» **Task**:
Retyping the entire listing exactly is the task.
==============================
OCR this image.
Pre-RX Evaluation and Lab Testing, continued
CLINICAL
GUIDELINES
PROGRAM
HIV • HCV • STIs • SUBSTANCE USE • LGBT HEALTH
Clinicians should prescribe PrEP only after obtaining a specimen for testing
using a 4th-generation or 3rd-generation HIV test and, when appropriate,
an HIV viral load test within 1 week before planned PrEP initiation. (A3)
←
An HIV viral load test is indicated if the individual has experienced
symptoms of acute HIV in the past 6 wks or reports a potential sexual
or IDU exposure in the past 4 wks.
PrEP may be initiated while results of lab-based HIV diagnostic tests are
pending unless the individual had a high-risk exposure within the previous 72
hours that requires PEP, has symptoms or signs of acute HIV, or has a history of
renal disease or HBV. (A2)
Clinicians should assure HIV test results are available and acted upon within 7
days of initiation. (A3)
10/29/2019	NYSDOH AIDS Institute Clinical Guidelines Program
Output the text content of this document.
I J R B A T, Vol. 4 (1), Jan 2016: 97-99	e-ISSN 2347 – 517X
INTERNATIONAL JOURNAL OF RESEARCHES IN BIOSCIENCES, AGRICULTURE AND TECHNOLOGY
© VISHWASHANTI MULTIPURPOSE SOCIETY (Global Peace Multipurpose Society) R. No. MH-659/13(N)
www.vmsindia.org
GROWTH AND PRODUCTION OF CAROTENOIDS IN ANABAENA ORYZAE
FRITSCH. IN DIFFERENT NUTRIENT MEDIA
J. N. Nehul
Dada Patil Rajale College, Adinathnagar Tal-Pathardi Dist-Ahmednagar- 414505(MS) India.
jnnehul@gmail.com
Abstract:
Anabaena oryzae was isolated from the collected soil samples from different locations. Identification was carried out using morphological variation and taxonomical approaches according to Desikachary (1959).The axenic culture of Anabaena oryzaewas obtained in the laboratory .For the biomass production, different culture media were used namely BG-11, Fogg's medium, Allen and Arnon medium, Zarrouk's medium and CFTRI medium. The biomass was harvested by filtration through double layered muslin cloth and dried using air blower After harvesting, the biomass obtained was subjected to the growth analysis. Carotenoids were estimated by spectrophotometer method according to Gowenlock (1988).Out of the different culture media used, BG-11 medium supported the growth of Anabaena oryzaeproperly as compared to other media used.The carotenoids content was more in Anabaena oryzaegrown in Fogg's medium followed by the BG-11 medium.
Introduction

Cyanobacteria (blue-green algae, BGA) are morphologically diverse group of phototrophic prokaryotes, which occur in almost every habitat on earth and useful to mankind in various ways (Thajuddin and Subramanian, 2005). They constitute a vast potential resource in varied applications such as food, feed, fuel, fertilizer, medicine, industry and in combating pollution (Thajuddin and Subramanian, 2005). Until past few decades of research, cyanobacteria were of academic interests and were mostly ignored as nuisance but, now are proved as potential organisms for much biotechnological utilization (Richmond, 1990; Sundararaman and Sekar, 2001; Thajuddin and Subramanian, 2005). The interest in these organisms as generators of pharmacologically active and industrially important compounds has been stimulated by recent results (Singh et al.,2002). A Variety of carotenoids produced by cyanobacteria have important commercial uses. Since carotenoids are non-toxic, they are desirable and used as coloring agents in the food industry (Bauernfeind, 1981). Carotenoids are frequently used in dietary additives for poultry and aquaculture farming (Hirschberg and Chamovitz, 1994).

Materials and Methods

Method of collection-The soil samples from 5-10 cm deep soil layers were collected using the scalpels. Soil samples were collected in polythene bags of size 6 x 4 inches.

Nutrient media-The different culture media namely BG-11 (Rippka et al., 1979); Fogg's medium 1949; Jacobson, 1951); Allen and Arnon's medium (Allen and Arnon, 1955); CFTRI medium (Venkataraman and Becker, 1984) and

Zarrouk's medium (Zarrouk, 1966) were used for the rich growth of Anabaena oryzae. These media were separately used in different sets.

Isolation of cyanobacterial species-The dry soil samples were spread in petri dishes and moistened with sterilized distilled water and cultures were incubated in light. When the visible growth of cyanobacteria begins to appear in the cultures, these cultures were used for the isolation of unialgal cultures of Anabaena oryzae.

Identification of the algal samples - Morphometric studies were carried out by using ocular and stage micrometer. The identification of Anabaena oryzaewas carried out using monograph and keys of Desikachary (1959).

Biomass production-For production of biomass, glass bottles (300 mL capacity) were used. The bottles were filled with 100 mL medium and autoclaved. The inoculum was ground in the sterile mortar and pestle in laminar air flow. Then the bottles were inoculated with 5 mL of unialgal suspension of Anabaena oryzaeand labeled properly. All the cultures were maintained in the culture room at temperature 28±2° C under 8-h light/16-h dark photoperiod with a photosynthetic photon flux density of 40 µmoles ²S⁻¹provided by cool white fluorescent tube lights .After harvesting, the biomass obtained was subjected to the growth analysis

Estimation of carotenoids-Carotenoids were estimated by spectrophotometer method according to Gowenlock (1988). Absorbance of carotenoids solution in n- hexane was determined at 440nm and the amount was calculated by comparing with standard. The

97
==============================
» **The answer**:
OCR this image.
Pre-RX Evaluation and Lab Testing, continued
CLINICAL
GUIDELINES
PROGRAM
HIV • HCV • STIs • SUBSTANCE USE • LGBT HEALTH
Clinicians should prescribe PrEP only after obtaining a specimen for testing
using a 4th-generation or 3rd-generation HIV test and, when appropriate,
an HIV viral load test within 1 week before planned PrEP initiation. (A3)
←
An HIV viral load test is indicated if the individual has experienced
symptoms of acute HIV in the past 6 wks or reports a potential sexual
or IDU exposure in the past 4 wks.
PrEP may be initiated while results of lab-based HIV diagnostic tests are
pending unless the individual had a high-risk exposure within the previous 72
hours that requires PEP, has symptoms or signs of acute HIV, or has a history of
renal disease or HBV. (A2)
Clinicians should assure HIV test results are available and acted upon within 7
days of initiation. (A3)
10/29/2019	NYSDOH AIDS Institute Clinical Guidelines Program
Output the text content of this document.
I J R B A T, Vol. 4 (1), Jan 2016: 97-99	e-ISSN 2347 – 517X
INTERNATIONAL JOURNAL OF RESEARCHES IN BIOSCIENCES, AGRICULTURE AND TECHNOLOGY
© VISHWASHANTI MULTIPURPOSE SOCIETY (Global Peace Multipurpose Society) R. No. MH-659/13(N)
www.vmsindia.org
GROWTH AND PRODUCTION OF CAROTENOIDS IN ANABAENA ORYZAE
FRITSCH. IN DIFFERENT NUTRIENT MEDIA
J. N. Nehul
Dada Patil Rajale College, Adinathnagar Tal-Pathardi Dist-Ahmednagar- 414505(MS) India.
jnnehul@gmail.com
Abstract:
Anabaena oryzae was isolated from the collected soil samples from different locations. Identification was carried out using morphological variation and taxonomical approaches according to Desikachary (1959).The axenic culture of Anabaena oryzaewas obtained in the laboratory .For the biomass production, different culture media were used namely BG-11, Fogg's medium, Allen and Arnon medium, Zarrouk's medium and CFTRI medium. The biomass was harvested by filtration through double layered muslin cloth and dried using air blower After harvesting, the biomass obtained was subjected to the growth analysis. Carotenoids were estimated by spectrophotometer method according to Gowenlock (1988).Out of the different culture media used, BG-11 medium supported the growth of Anabaena oryzaeproperly as compared to other media used.The carotenoids content was more in Anabaena oryzaegrown in Fogg's medium followed by the BG-11 medium.
Introduction

Cyanobacteria (blue-green algae, BGA) are morphologically diverse group of phototrophic prokaryotes, which occur in almost every habitat on earth and useful to mankind in various ways (Thajuddin and Subramanian, 2005). They constitute a vast potential resource in varied applications such as food, feed, fuel, fertilizer, medicine, industry and in combating pollution (Thajuddin and Subramanian, 2005). Until past few decades of research, cyanobacteria were of academic interests and were mostly ignored as nuisance but, now are proved as potential organisms for much biotechnological utilization (Richmond, 1990; Sundararaman and Sekar, 2001; Thajuddin and Subramanian, 2005). The interest in these organisms as generators of pharmacologically active and industrially important compounds has been stimulated by recent results (Singh et al.,2002). A Variety of carotenoids produced by cyanobacteria have important commercial uses. Since carotenoids are non-toxic, they are desirable and used as coloring agents in the food industry (Bauernfeind, 1981). Carotenoids are frequently used in dietary additives for poultry and aquaculture farming (Hirschberg and Chamovitz, 1994).

Materials and Methods

Method of collection-The soil samples from 5-10 cm deep soil layers were collected using the scalpels. Soil samples were collected in polythene bags of size 6 x 4 inches.

Nutrient media-The different culture media namely BG-11 (Rippka et al., 1979); Fogg's medium 1949; Jacobson, 1951); Allen and Arnon's medium (Allen and Arnon, 1955); CFTRI medium (Venkataraman and Becker, 1984) and

Zarrouk's medium (Zarrouk, 1966) were used for the rich growth of Anabaena oryzae. These media were separately used in different sets.

Isolation of cyanobacterial species-The dry soil samples were spread in petri dishes and moistened with sterilized distilled water and cultures were incubated in light. When the visible growth of cyanobacteria begins to appear in the cultures, these cultures were used for the isolation of unialgal cultures of Anabaena oryzae.

Identification of the algal samples - Morphometric studies were carried out by using ocular and stage micrometer. The identification of Anabaena oryzaewas carried out using monograph and keys of Desikachary (1959).

Biomass production-For production of biomass, glass bottles (300 mL capacity) were used. The bottles were filled with 100 mL medium and autoclaved. The inoculum was ground in the sterile mortar and pestle in laminar air flow. Then the bottles were inoculated with 5 mL of unialgal suspension of Anabaena oryzaeand labeled properly. All the cultures were maintained in the culture room at temperature 28±2° C under 8-h light/16-h dark photoperiod with a photosynthetic photon flux density of 40 µmoles ²S⁻¹provided by cool white fluorescent tube lights .After harvesting, the biomass obtained was subjected to the growth analysis

Estimation of carotenoids-Carotenoids were estimated by spectrophotometer method according to Gowenlock (1988). Absorbance of carotenoids solution in n- hexane was determined at 440nm and the amount was calculated by comparing with standard. The

97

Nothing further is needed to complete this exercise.